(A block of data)
= = = =

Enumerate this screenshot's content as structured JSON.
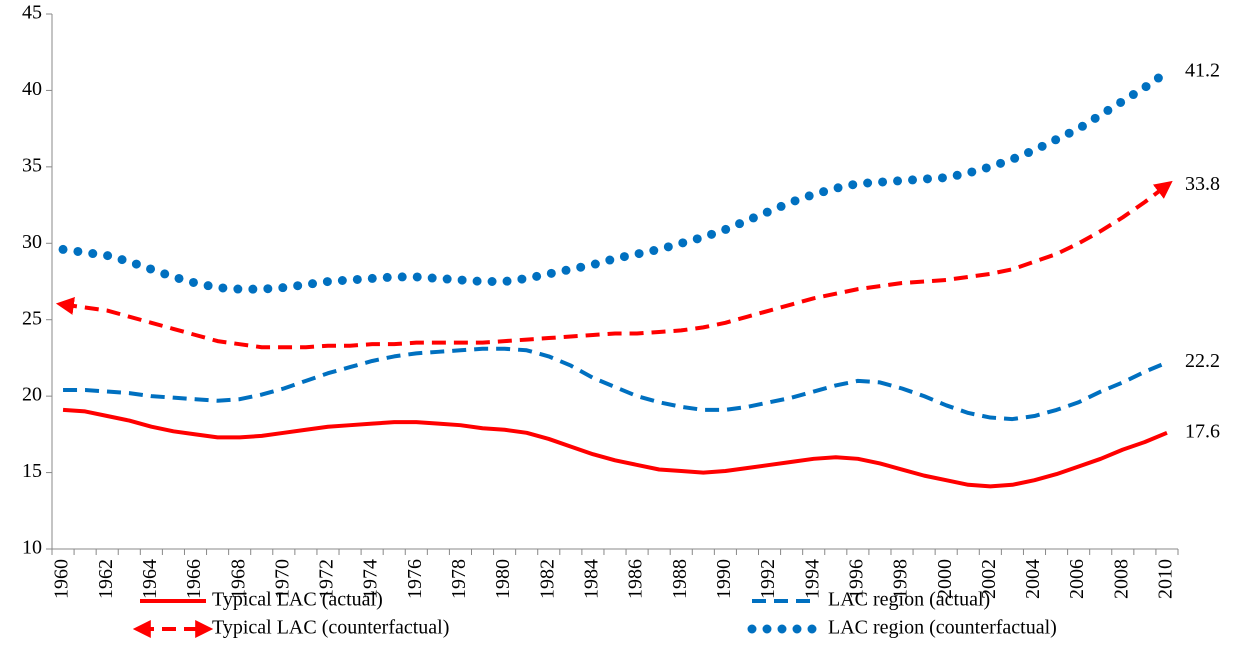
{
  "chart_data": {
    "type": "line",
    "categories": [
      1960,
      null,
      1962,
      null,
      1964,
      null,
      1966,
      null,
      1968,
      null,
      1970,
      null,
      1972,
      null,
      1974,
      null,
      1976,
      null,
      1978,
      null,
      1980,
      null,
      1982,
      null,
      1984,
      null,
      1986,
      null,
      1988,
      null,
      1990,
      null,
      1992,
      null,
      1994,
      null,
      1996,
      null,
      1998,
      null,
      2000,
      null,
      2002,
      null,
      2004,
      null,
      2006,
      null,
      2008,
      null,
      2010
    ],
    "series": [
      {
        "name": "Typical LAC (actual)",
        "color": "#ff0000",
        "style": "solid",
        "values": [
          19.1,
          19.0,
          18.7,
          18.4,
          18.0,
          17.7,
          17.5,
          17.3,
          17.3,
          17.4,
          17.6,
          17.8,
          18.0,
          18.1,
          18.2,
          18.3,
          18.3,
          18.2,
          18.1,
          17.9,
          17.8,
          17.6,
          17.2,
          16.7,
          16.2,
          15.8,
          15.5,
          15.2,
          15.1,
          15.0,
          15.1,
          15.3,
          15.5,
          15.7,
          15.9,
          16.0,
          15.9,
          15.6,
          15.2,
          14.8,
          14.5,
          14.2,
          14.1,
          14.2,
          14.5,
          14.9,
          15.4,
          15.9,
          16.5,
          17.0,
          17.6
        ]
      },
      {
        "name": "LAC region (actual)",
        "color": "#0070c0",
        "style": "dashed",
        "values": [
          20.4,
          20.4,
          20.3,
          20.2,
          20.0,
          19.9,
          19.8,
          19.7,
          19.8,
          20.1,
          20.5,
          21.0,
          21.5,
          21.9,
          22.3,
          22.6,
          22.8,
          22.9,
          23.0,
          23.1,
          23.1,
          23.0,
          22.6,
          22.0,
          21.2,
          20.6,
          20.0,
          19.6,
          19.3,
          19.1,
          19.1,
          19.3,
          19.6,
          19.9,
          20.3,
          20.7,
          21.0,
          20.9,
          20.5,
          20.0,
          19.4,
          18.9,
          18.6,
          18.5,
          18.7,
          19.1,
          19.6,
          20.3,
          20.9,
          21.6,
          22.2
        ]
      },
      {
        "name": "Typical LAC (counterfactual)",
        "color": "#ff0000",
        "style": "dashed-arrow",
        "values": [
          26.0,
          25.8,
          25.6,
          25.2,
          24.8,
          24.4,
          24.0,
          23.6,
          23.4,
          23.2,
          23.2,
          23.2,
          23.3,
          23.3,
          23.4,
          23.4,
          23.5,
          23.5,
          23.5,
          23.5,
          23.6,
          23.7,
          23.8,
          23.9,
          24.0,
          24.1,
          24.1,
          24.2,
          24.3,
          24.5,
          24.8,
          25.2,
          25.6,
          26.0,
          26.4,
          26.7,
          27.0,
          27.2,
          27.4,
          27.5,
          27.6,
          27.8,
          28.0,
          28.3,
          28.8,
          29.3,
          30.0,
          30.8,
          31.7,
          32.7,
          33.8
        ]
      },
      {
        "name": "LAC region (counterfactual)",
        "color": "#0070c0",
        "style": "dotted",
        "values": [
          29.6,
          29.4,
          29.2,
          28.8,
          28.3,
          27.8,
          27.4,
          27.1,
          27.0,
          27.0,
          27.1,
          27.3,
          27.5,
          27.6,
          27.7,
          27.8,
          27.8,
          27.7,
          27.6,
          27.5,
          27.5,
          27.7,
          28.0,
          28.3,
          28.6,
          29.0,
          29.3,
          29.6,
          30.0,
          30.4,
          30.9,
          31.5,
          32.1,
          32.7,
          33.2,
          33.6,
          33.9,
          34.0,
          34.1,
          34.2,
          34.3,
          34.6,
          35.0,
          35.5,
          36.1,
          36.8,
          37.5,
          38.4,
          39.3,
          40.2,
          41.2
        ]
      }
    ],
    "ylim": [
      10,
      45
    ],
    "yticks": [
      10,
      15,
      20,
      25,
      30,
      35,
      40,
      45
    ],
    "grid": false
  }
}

= = = =

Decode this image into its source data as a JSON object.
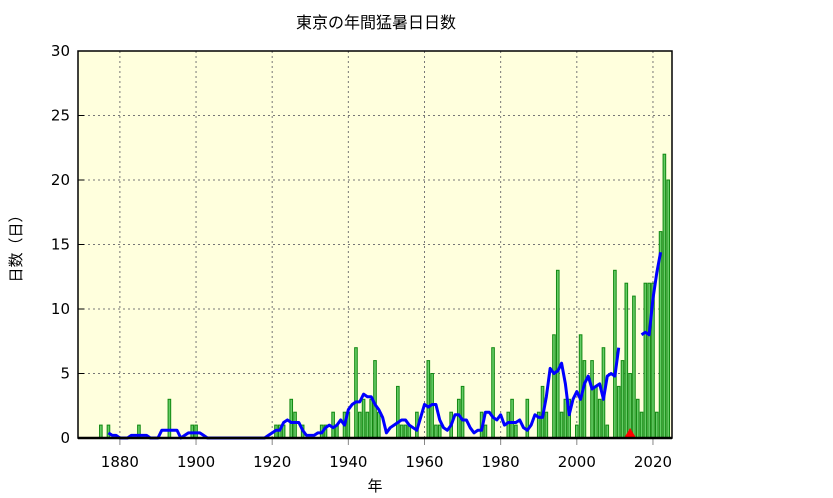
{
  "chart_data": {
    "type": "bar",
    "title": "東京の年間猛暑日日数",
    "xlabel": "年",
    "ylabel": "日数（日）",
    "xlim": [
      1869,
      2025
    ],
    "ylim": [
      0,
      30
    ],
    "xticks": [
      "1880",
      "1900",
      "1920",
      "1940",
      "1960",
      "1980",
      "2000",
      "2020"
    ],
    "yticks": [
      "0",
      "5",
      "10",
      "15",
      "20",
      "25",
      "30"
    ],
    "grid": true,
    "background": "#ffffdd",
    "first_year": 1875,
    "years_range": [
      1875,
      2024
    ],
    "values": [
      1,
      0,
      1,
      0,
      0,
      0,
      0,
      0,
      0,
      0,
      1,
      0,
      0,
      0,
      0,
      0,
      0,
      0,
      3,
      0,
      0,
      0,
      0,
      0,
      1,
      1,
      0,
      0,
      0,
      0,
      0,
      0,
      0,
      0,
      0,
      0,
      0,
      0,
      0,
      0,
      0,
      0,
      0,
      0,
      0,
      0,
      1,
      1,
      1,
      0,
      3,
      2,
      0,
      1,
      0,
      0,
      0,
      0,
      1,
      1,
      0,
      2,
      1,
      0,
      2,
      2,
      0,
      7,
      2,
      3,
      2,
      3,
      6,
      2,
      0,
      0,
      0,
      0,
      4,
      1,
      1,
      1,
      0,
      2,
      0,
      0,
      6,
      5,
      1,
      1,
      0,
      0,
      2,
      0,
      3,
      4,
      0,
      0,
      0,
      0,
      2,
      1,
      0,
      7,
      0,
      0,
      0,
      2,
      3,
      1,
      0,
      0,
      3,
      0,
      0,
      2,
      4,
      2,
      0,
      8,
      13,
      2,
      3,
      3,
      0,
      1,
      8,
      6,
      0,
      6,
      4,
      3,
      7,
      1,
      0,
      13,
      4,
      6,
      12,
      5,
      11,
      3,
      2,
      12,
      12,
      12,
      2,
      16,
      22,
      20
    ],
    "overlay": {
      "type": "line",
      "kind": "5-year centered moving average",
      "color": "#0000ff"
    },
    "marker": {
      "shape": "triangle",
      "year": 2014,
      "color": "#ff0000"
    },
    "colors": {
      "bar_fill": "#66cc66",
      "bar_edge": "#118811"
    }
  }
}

= = = =

→ **GIVEN EXERCISE**: Return each line where "Typical" shows up.

→ **PROBLEM SOLUTION**:
        "name": "Typical LAC (actual)",
        "name": "Typical LAC (counterfactual)",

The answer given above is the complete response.